Supplied text:

____

The addition of cryoprotectants not only aids water-holding capacity for these textural complexes but also improves viscoelastic properties of frozen/thawed vegetables. Carrots and potato pieces do not end up spongy, plus there is considerable reduction in drip loss.

Seaweed extracts such as carrageenan, agar, and alginate, as well as glucomannan from the Asian tuber konjac, are being added to wheat dough and products such as Chinese steamed bread and dumplings.

Pies—especially fruit pies—are a near-sacrosanct comfort food for many. Kara Romanik founded Mamie’s Pies LLC, which makes a line of old-fashioned pies presented in single servings. The products retain their authentic texture and flavor, while leveraging the benefit of cryoprotection natural to some ingredients, such as fruits with intrinsic cellulose and pectin. Also, molasses mixed with brown sugar is used instead of white sugar for better water-retention properties.

____

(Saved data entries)
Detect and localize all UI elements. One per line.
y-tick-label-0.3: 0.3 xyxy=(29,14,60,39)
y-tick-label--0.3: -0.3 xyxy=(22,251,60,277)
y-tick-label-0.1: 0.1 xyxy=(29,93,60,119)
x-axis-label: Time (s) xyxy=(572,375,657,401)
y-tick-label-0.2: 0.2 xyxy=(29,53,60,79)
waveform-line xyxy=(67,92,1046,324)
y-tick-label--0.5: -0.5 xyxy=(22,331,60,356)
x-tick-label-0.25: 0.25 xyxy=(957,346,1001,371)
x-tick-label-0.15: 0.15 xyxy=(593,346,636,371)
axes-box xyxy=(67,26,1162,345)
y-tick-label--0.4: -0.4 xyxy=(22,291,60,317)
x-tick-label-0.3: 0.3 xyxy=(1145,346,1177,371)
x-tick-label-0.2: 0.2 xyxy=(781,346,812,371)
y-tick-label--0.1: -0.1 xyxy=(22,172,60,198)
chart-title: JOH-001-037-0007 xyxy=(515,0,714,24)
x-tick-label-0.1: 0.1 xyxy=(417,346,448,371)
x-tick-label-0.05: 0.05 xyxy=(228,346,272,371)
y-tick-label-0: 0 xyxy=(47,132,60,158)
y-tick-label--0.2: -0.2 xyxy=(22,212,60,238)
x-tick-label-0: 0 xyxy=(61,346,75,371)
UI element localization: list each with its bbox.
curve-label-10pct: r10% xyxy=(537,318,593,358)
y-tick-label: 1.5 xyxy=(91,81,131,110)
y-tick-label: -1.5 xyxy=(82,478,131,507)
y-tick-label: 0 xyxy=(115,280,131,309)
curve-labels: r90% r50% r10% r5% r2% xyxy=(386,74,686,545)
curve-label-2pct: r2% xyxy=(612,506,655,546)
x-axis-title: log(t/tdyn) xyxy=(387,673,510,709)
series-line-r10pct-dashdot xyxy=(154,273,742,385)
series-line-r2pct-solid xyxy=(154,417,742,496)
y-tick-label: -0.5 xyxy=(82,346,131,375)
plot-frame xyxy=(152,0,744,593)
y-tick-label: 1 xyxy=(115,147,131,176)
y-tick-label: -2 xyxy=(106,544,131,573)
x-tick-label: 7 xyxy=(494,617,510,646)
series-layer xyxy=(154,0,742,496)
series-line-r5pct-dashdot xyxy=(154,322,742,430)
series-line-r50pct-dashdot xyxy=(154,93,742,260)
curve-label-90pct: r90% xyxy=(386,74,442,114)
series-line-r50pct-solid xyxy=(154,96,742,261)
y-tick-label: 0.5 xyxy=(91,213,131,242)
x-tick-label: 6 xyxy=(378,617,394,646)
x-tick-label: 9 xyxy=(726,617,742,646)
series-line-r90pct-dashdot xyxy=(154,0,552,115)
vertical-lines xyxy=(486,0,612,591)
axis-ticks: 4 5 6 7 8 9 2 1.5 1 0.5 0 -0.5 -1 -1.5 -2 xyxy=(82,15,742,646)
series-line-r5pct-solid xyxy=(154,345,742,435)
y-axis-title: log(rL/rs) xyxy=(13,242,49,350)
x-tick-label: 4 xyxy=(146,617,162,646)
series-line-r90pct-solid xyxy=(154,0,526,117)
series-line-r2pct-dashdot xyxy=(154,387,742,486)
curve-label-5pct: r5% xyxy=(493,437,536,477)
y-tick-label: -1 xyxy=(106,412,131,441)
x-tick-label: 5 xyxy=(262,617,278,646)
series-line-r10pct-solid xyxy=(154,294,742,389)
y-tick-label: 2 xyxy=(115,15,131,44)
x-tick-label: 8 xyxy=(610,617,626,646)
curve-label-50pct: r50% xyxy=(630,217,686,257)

____

To do:
1 - In the cryoprotectant passage, why does Mamie's Pies use molasses mixed with brown sugar in place of white sugar?
2 - Continue the cryoprotectant passage from its last sentence.

Answers for each item:
1 - Mamie's Pies uses molasses mixed with brown sugar instead of white sugar because the mix has better water-retention properties.

2 -
The Modern Pod Co. encases creamy, savory hummus in a crispy multigrain shell. The whole is pre-baked, then flash-frozen into a portable, hand-held snack. Marketed as a “better-for-you” product, each serving is a good source of fiber (3g) and protein (6g).

Baked-in Goodness

Freezing and frozen storage efficiently slow down the staling of baked products, especially bread. During frozen storage, the gluten network in frozen bread is depolymerized, resulting in greatly reduced volume of the final bread.

Freezing of partially baked bread can produce sensory and textural qualities close to those of fresh bread in the final baked product. However, par-baked breads stored for an extended period of time tend to produce hard crumbs in the re-baked bread.

The addition of hydrocolloids can slow down this staling of the bread by decreasing the retrogradation enthalpy (total heat content) of the amylopectin after the full baking of partially baked frozen breads. Adding acacia gum to bread extends shelflife and consumer experience of texture. It increases water retention and preservation, and improves sensory evaluation as well.

Thickening, emulsifying, and stabilizing are probably the most sought-after cryoprotectant properties for formulation of baked goods. Tapioca starch is viscoelastic in nature when added to water-forming gels, which exhibit the characteristics of both a liquid and a solid.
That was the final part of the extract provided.